■ WORK TO COMPLETE
Reproduce every line in the listing that contains the word "color".

------

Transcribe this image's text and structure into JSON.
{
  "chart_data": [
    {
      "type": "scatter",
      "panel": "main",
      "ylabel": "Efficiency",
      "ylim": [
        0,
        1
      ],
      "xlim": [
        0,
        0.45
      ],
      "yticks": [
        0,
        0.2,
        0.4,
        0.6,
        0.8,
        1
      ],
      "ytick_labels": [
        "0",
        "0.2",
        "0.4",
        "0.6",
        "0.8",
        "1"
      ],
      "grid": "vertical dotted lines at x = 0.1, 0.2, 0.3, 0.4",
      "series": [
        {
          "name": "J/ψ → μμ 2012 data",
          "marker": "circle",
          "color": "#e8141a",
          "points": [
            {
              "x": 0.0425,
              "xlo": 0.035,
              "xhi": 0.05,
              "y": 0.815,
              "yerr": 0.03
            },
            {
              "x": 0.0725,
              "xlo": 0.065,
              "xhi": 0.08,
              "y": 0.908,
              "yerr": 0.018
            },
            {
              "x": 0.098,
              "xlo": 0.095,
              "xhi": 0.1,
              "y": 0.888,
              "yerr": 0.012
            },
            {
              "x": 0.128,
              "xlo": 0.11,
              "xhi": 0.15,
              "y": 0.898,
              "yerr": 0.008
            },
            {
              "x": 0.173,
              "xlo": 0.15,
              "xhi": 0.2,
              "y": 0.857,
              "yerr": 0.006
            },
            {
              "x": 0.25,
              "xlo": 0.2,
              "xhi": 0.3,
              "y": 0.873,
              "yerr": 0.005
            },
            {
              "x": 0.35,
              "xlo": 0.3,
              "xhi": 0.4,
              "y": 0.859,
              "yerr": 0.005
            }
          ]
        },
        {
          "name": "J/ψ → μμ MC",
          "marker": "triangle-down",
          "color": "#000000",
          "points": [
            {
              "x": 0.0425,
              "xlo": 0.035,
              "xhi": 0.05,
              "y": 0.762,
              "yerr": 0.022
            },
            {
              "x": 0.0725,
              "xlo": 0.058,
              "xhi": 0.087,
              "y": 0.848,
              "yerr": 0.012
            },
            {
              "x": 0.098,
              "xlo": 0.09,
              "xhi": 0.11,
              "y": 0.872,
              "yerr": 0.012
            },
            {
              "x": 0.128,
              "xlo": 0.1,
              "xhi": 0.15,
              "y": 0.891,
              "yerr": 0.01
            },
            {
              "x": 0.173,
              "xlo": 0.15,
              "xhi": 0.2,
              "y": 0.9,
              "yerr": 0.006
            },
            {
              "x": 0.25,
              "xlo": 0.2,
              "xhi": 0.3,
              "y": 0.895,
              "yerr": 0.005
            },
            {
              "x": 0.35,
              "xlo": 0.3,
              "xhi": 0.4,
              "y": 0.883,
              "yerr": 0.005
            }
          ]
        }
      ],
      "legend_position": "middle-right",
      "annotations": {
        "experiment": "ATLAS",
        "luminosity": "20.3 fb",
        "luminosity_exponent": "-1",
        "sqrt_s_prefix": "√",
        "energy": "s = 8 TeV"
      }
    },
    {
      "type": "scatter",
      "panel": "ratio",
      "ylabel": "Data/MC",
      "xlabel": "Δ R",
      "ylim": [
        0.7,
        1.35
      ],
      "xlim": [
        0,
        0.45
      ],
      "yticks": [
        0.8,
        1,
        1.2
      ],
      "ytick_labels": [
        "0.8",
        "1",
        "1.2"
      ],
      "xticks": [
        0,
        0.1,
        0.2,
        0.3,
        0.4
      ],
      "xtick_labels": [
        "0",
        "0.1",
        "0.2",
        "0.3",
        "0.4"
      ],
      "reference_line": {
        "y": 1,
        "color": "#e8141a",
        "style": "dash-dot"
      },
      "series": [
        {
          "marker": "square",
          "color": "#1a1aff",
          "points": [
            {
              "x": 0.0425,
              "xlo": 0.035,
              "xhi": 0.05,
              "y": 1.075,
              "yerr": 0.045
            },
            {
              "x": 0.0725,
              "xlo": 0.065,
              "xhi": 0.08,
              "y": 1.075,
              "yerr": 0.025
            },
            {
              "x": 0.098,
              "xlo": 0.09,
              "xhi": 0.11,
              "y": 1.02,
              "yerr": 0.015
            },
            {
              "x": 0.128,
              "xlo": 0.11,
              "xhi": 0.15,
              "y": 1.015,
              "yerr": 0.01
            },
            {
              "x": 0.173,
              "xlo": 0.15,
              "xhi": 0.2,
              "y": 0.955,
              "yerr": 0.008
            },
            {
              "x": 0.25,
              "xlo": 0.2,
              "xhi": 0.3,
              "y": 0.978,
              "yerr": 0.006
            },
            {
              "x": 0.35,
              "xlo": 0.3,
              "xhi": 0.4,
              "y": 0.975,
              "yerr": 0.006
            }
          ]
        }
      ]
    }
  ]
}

------

■ COMPLETE ANSWER
          "color": "#e8141a",
          "color": "#000000",
        "color": "#e8141a",
          "color": "#1a1aff",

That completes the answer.